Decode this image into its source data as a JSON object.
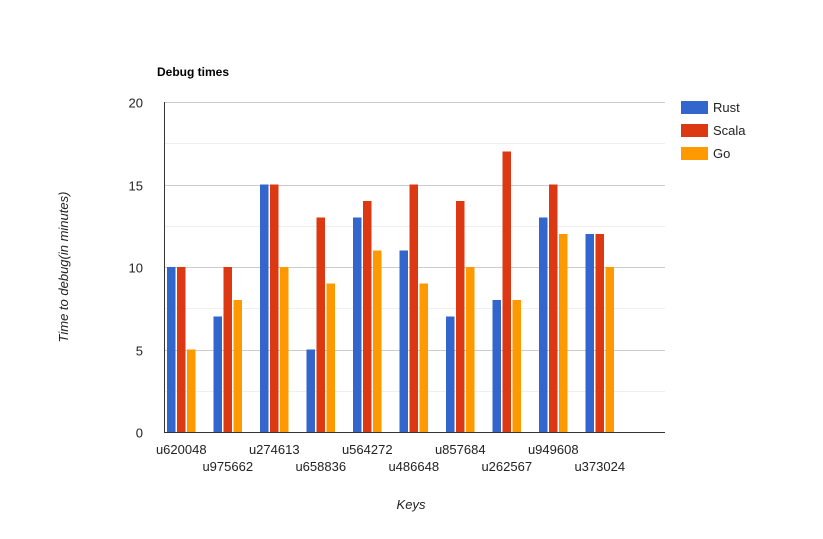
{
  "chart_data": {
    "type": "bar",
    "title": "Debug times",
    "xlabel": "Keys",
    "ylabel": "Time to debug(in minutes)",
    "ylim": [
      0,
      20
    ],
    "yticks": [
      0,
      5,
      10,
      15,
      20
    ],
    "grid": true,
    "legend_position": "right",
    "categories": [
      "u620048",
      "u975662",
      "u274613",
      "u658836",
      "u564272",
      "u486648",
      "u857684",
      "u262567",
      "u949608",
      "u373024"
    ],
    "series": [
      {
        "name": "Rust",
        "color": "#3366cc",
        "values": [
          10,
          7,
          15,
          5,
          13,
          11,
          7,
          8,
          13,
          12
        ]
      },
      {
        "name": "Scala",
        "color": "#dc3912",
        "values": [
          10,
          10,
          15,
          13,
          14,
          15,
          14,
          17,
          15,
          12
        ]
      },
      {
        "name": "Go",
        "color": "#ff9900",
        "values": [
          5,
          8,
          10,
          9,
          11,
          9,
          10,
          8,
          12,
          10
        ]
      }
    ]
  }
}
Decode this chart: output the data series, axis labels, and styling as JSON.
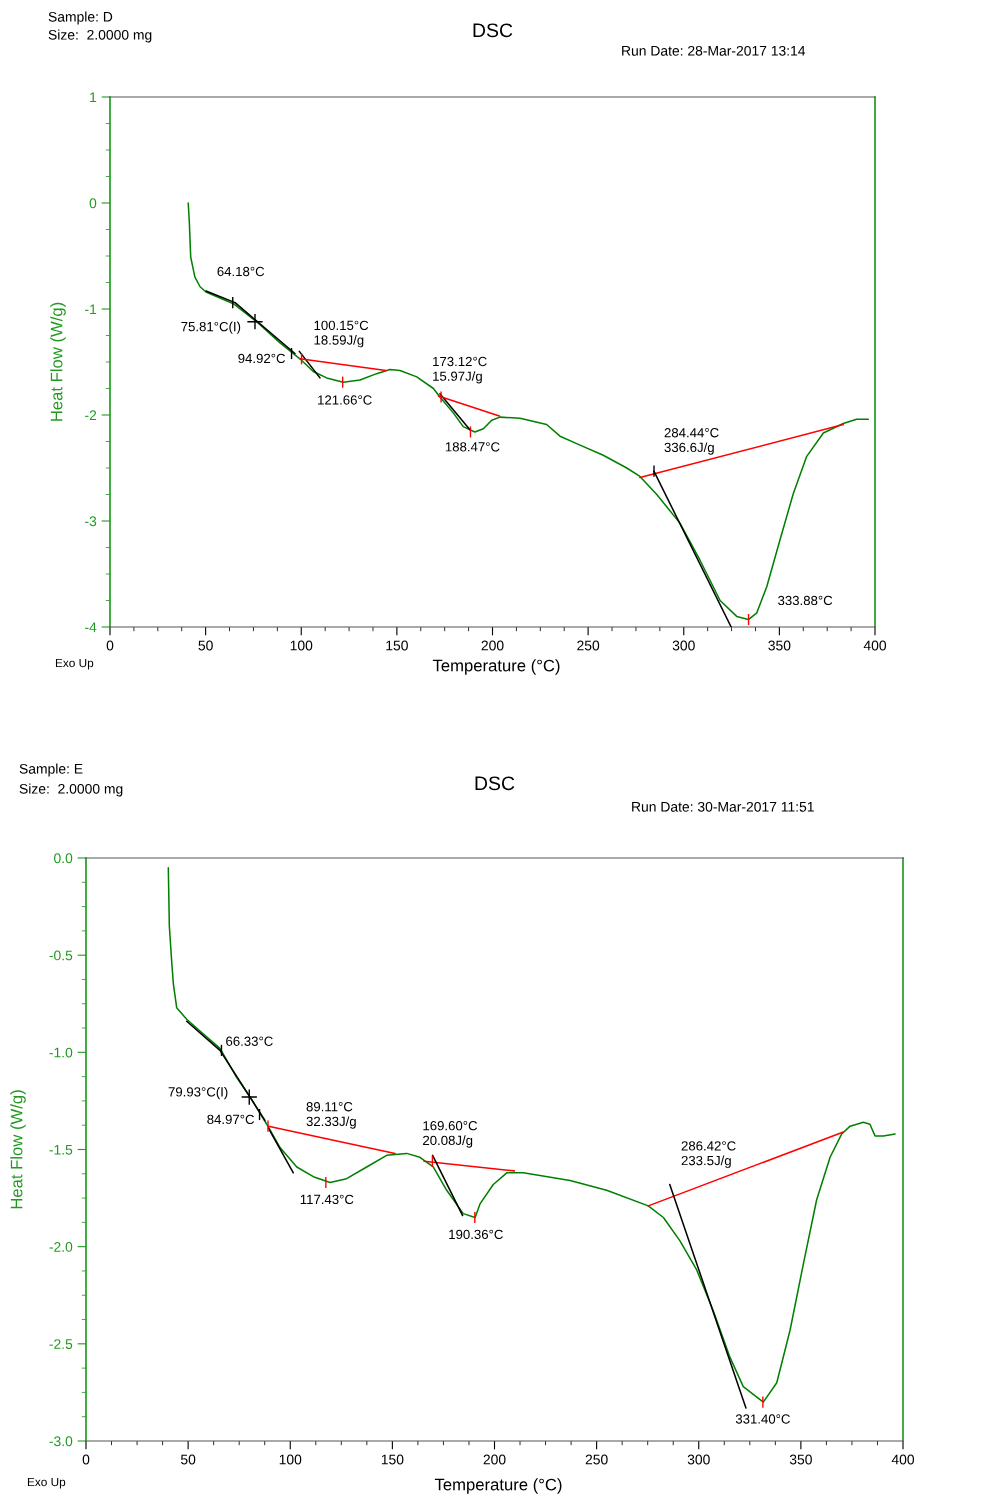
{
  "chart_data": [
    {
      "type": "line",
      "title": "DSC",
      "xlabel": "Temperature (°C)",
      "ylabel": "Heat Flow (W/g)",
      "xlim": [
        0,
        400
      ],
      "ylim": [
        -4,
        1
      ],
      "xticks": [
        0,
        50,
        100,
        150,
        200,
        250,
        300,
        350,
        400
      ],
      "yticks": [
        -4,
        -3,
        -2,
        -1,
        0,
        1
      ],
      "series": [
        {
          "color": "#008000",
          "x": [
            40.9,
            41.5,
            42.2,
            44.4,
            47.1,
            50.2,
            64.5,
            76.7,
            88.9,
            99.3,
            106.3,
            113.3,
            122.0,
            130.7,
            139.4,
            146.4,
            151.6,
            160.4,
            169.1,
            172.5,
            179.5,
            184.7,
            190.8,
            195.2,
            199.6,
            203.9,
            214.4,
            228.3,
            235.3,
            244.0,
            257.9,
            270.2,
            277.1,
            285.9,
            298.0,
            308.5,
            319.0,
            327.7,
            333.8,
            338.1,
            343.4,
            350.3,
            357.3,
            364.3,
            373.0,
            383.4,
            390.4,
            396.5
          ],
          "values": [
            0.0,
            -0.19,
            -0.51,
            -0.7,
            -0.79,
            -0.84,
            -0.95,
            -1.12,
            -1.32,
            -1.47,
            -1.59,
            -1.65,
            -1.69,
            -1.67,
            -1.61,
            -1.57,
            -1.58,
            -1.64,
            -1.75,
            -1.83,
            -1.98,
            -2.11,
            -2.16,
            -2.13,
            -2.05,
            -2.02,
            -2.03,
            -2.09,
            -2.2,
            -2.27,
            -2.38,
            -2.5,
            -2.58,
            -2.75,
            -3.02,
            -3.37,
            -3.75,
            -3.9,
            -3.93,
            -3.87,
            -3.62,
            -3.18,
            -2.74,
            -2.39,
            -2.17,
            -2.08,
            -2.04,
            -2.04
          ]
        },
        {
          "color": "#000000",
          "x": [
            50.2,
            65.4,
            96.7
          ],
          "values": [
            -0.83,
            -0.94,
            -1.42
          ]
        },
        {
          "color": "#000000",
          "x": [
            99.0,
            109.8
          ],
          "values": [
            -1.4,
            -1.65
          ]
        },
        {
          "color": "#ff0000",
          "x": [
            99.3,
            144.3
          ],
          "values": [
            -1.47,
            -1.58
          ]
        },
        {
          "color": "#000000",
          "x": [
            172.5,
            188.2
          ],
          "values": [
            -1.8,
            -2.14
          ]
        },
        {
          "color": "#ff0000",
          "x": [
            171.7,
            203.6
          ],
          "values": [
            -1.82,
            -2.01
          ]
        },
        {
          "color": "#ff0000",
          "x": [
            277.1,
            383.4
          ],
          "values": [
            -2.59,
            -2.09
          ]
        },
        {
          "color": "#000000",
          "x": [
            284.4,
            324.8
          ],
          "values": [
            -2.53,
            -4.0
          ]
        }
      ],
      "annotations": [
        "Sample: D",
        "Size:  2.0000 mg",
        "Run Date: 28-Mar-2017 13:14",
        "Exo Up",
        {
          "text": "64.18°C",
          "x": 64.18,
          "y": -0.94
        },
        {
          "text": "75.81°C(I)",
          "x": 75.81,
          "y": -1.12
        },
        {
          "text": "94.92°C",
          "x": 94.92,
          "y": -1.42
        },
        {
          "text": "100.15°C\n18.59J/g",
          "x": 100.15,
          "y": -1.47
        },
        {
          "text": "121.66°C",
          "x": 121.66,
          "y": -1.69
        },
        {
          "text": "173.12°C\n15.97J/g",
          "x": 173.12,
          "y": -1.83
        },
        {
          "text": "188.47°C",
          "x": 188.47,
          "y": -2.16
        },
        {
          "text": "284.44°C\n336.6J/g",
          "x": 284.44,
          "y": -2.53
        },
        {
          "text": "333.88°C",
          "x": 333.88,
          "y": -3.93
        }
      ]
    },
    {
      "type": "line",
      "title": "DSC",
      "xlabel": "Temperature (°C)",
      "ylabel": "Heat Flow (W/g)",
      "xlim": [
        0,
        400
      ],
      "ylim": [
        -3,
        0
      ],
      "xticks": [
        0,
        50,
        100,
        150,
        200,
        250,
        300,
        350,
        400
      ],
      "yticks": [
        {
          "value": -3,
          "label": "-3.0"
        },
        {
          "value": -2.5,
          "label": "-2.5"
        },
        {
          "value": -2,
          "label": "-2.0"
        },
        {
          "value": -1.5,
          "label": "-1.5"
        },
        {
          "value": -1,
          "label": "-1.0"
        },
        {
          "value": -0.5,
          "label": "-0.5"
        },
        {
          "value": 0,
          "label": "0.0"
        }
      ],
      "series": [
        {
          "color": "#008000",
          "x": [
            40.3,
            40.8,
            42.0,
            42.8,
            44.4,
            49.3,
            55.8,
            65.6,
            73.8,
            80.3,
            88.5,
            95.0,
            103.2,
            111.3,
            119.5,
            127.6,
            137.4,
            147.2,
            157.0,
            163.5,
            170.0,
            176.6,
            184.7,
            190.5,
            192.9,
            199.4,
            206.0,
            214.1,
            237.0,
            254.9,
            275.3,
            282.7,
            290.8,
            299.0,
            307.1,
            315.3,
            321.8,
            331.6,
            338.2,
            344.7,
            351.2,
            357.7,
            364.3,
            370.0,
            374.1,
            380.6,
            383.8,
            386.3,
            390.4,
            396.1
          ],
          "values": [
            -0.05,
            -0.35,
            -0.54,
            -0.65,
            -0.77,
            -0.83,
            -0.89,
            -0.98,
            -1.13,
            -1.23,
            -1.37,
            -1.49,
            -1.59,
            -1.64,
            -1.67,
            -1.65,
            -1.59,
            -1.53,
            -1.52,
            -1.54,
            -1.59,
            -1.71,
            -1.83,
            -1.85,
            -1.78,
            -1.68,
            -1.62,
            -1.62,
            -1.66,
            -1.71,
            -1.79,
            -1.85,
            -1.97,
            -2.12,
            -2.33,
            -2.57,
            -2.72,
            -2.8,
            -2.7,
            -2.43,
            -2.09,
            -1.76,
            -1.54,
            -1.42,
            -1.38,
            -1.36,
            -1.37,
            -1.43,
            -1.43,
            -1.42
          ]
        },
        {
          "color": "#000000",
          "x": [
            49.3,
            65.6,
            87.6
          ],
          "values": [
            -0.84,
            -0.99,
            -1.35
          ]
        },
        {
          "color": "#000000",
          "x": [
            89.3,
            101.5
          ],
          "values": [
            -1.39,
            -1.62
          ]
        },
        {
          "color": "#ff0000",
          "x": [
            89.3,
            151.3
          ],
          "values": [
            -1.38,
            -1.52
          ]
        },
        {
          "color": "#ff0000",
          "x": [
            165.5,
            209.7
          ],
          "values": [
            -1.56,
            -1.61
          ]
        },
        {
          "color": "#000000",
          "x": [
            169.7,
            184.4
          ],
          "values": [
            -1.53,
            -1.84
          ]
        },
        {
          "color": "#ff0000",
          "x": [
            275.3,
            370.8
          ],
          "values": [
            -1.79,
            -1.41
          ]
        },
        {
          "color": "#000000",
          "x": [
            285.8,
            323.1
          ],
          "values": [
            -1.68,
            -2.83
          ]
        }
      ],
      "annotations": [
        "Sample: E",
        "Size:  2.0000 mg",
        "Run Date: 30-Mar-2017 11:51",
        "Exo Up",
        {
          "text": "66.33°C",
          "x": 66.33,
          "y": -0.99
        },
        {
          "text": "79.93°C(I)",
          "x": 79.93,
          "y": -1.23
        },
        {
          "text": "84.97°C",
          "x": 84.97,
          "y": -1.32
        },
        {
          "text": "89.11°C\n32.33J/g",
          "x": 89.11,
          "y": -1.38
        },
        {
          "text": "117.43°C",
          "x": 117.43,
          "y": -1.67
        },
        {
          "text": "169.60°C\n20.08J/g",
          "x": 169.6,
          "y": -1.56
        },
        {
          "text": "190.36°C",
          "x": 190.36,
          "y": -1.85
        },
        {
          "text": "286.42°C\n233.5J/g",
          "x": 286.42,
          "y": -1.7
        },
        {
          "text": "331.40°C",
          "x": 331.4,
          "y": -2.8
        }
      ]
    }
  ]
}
···
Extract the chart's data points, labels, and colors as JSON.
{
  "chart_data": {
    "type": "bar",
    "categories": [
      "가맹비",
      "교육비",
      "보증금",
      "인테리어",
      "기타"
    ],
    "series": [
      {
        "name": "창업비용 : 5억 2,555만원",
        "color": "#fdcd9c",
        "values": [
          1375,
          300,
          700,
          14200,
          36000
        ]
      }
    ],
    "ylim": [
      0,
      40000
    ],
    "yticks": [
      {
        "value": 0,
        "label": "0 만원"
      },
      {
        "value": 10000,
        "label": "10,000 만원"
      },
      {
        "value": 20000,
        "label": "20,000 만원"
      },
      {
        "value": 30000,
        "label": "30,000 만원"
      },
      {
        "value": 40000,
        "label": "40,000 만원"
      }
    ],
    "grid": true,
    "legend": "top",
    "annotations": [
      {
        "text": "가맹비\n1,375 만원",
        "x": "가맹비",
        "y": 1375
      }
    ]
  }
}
···
**TASK:** List the lines of the records where "labels" occurs.

**ANSWER BELOW:**
Decode this chart: output the data series, axis labels, and styling as JSON.
Extract the chart's data points, labels, and colors as JSON.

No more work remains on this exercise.